::: Provided material

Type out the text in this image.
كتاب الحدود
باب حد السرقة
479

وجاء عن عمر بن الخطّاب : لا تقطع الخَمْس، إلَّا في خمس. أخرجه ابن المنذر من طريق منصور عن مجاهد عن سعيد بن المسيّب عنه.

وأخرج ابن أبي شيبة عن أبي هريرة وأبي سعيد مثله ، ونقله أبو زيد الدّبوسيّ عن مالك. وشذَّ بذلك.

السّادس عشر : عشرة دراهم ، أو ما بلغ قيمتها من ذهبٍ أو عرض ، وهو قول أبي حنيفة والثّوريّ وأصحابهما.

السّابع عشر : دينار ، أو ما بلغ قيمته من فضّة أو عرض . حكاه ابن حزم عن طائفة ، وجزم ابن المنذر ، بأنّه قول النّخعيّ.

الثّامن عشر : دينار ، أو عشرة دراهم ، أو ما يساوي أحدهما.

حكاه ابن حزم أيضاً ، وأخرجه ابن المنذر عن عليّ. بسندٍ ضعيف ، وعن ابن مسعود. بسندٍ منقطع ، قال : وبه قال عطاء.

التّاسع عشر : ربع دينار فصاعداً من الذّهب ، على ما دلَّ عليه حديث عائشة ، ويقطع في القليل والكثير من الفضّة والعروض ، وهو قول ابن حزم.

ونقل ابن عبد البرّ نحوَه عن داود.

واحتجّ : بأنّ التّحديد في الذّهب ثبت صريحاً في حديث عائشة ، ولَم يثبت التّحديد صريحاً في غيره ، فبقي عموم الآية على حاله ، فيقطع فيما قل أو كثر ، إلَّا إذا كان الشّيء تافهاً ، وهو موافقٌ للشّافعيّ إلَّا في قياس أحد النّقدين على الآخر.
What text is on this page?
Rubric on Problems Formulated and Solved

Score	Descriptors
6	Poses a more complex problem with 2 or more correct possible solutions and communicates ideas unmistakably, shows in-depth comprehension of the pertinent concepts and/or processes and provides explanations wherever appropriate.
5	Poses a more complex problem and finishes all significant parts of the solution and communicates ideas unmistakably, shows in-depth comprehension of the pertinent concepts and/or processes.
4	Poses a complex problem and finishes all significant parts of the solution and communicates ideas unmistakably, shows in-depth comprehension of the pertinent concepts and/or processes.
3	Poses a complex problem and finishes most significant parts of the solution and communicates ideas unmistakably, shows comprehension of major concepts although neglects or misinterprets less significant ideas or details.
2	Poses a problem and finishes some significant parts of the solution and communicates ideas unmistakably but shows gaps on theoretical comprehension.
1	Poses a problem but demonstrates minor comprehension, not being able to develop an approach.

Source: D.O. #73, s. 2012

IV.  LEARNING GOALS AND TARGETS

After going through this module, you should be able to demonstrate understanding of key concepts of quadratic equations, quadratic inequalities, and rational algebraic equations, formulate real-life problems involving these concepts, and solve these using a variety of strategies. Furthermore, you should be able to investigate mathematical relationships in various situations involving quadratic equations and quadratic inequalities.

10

::::::

• Exercise requirements
Every record above needs to be repeated word for word.

• Written response
Type out the text in this image.
كتاب الحدود
باب حد السرقة
479

وجاء عن عمر بن الخطّاب : لا تقطع الخَمْس، إلَّا في خمس. أخرجه ابن المنذر من طريق منصور عن مجاهد عن سعيد بن المسيّب عنه.

وأخرج ابن أبي شيبة عن أبي هريرة وأبي سعيد مثله ، ونقله أبو زيد الدّبوسيّ عن مالك. وشذَّ بذلك.

السّادس عشر : عشرة دراهم ، أو ما بلغ قيمتها من ذهبٍ أو عرض ، وهو قول أبي حنيفة والثّوريّ وأصحابهما.

السّابع عشر : دينار ، أو ما بلغ قيمته من فضّة أو عرض . حكاه ابن حزم عن طائفة ، وجزم ابن المنذر ، بأنّه قول النّخعيّ.

الثّامن عشر : دينار ، أو عشرة دراهم ، أو ما يساوي أحدهما.

حكاه ابن حزم أيضاً ، وأخرجه ابن المنذر عن عليّ. بسندٍ ضعيف ، وعن ابن مسعود. بسندٍ منقطع ، قال : وبه قال عطاء.

التّاسع عشر : ربع دينار فصاعداً من الذّهب ، على ما دلَّ عليه حديث عائشة ، ويقطع في القليل والكثير من الفضّة والعروض ، وهو قول ابن حزم.

ونقل ابن عبد البرّ نحوَه عن داود.

واحتجّ : بأنّ التّحديد في الذّهب ثبت صريحاً في حديث عائشة ، ولَم يثبت التّحديد صريحاً في غيره ، فبقي عموم الآية على حاله ، فيقطع فيما قل أو كثر ، إلَّا إذا كان الشّيء تافهاً ، وهو موافقٌ للشّافعيّ إلَّا في قياس أحد النّقدين على الآخر.
What text is on this page?
Rubric on Problems Formulated and Solved

Score	Descriptors
6	Poses a more complex problem with 2 or more correct possible solutions and communicates ideas unmistakably, shows in-depth comprehension of the pertinent concepts and/or processes and provides explanations wherever appropriate.
5	Poses a more complex problem and finishes all significant parts of the solution and communicates ideas unmistakably, shows in-depth comprehension of the pertinent concepts and/or processes.
4	Poses a complex problem and finishes all significant parts of the solution and communicates ideas unmistakably, shows in-depth comprehension of the pertinent concepts and/or processes.
3	Poses a complex problem and finishes most significant parts of the solution and communicates ideas unmistakably, shows comprehension of major concepts although neglects or misinterprets less significant ideas or details.
2	Poses a problem and finishes some significant parts of the solution and communicates ideas unmistakably but shows gaps on theoretical comprehension.
1	Poses a problem but demonstrates minor comprehension, not being able to develop an approach.

Source: D.O. #73, s. 2012

IV.  LEARNING GOALS AND TARGETS

After going through this module, you should be able to demonstrate understanding of key concepts of quadratic equations, quadratic inequalities, and rational algebraic equations, formulate real-life problems involving these concepts, and solve these using a variety of strategies. Furthermore, you should be able to investigate mathematical relationships in various situations involving quadratic equations and quadratic inequalities.

10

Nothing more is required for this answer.